**Data in this exercise:**
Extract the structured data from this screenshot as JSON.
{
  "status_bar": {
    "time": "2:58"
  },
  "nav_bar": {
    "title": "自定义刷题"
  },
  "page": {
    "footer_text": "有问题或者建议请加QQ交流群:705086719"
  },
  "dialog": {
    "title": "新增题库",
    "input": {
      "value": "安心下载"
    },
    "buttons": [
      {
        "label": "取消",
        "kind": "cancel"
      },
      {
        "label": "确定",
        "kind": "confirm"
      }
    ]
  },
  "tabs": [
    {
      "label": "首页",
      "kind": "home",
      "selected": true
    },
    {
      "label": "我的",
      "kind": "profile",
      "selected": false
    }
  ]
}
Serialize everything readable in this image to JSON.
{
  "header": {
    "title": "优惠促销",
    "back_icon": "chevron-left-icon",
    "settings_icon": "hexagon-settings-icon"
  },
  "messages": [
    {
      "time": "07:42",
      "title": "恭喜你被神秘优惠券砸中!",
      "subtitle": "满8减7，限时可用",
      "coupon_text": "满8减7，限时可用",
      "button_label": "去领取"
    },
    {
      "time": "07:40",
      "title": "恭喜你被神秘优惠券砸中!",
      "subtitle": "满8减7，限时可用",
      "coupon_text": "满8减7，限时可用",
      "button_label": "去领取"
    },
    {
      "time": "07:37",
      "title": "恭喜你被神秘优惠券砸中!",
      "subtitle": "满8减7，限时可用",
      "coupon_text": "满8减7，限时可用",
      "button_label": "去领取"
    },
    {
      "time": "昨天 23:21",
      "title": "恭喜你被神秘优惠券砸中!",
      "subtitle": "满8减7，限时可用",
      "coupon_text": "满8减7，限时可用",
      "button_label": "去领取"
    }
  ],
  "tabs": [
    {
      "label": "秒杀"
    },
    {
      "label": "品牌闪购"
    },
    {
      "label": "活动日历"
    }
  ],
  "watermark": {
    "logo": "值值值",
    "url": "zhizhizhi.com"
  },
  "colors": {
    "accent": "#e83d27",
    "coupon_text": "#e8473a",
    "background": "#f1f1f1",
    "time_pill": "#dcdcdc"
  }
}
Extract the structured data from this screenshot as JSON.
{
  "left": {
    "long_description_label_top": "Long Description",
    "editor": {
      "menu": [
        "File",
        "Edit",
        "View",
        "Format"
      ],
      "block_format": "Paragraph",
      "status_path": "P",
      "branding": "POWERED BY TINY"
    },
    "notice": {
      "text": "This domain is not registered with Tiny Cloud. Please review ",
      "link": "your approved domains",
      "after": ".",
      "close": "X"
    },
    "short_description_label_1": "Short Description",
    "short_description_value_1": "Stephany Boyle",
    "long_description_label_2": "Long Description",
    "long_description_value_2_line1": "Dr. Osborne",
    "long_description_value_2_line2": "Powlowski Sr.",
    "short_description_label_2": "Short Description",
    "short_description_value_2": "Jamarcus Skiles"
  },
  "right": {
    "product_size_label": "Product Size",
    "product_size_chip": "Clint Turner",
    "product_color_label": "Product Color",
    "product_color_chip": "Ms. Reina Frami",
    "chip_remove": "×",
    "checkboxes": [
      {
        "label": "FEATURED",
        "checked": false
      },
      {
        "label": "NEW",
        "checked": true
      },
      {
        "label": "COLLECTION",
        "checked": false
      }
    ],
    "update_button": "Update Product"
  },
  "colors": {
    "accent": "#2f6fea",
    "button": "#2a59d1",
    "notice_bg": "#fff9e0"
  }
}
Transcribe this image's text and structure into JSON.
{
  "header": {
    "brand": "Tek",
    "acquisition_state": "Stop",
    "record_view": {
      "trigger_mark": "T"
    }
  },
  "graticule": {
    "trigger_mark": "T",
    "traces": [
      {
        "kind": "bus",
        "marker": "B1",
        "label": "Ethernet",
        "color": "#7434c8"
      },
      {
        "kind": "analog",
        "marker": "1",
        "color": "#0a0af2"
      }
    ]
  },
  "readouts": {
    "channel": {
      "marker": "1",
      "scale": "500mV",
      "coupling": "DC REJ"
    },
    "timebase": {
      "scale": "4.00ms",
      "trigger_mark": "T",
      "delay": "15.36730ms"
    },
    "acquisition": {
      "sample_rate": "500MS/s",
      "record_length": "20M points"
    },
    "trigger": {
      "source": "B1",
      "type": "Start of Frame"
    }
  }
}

**Given task:**
Reproduce the records above exactly.

**The output:**
Extract the structured data from this screenshot as JSON.
{
  "status_bar": {
    "time": "2:58"
  },
  "nav_bar": {
    "title": "自定义刷题"
  },
  "page": {
    "footer_text": "有问题或者建议请加QQ交流群:705086719"
  },
  "dialog": {
    "title": "新增题库",
    "input": {
      "value": "安心下载"
    },
    "buttons": [
      {
        "label": "取消",
        "kind": "cancel"
      },
      {
        "label": "确定",
        "kind": "confirm"
      }
    ]
  },
  "tabs": [
    {
      "label": "首页",
      "kind": "home",
      "selected": true
    },
    {
      "label": "我的",
      "kind": "profile",
      "selected": false
    }
  ]
}
Serialize everything readable in this image to JSON.
{
  "header": {
    "title": "优惠促销",
    "back_icon": "chevron-left-icon",
    "settings_icon": "hexagon-settings-icon"
  },
  "messages": [
    {
      "time": "07:42",
      "title": "恭喜你被神秘优惠券砸中!",
      "subtitle": "满8减7，限时可用",
      "coupon_text": "满8减7，限时可用",
      "button_label": "去领取"
    },
    {
      "time": "07:40",
      "title": "恭喜你被神秘优惠券砸中!",
      "subtitle": "满8减7，限时可用",
      "coupon_text": "满8减7，限时可用",
      "button_label": "去领取"
    },
    {
      "time": "07:37",
      "title": "恭喜你被神秘优惠券砸中!",
      "subtitle": "满8减7，限时可用",
      "coupon_text": "满8减7，限时可用",
      "button_label": "去领取"
    },
    {
      "time": "昨天 23:21",
      "title": "恭喜你被神秘优惠券砸中!",
      "subtitle": "满8减7，限时可用",
      "coupon_text": "满8减7，限时可用",
      "button_label": "去领取"
    }
  ],
  "tabs": [
    {
      "label": "秒杀"
    },
    {
      "label": "品牌闪购"
    },
    {
      "label": "活动日历"
    }
  ],
  "watermark": {
    "logo": "值值值",
    "url": "zhizhizhi.com"
  },
  "colors": {
    "accent": "#e83d27",
    "coupon_text": "#e8473a",
    "background": "#f1f1f1",
    "time_pill": "#dcdcdc"
  }
}
Extract the structured data from this screenshot as JSON.
{
  "left": {
    "long_description_label_top": "Long Description",
    "editor": {
      "menu": [
        "File",
        "Edit",
        "View",
        "Format"
      ],
      "block_format": "Paragraph",
      "status_path": "P",
      "branding": "POWERED BY TINY"
    },
    "notice": {
      "text": "This domain is not registered with Tiny Cloud. Please review ",
      "link": "your approved domains",
      "after": ".",
      "close": "X"
    },
    "short_description_label_1": "Short Description",
    "short_description_value_1": "Stephany Boyle",
    "long_description_label_2": "Long Description",
    "long_description_value_2_line1": "Dr. Osborne",
    "long_description_value_2_line2": "Powlowski Sr.",
    "short_description_label_2": "Short Description",
    "short_description_value_2": "Jamarcus Skiles"
  },
  "right": {
    "product_size_label": "Product Size",
    "product_size_chip": "Clint Turner",
    "product_color_label": "Product Color",
    "product_color_chip": "Ms. Reina Frami",
    "chip_remove": "×",
    "checkboxes": [
      {
        "label": "FEATURED",
        "checked": false
      },
      {
        "label": "NEW",
        "checked": true
      },
      {
        "label": "COLLECTION",
        "checked": false
      }
    ],
    "update_button": "Update Product"
  },
  "colors": {
    "accent": "#2f6fea",
    "button": "#2a59d1",
    "notice_bg": "#fff9e0"
  }
}
Transcribe this image's text and structure into JSON.
{
  "header": {
    "brand": "Tek",
    "acquisition_state": "Stop",
    "record_view": {
      "trigger_mark": "T"
    }
  },
  "graticule": {
    "trigger_mark": "T",
    "traces": [
      {
        "kind": "bus",
        "marker": "B1",
        "label": "Ethernet",
        "color": "#7434c8"
      },
      {
        "kind": "analog",
        "marker": "1",
        "color": "#0a0af2"
      }
    ]
  },
  "readouts": {
    "channel": {
      "marker": "1",
      "scale": "500mV",
      "coupling": "DC REJ"
    },
    "timebase": {
      "scale": "4.00ms",
      "trigger_mark": "T",
      "delay": "15.36730ms"
    },
    "acquisition": {
      "sample_rate": "500MS/s",
      "record_length": "20M points"
    },
    "trigger": {
      "source": "B1",
      "type": "Start of Frame"
    }
  }
}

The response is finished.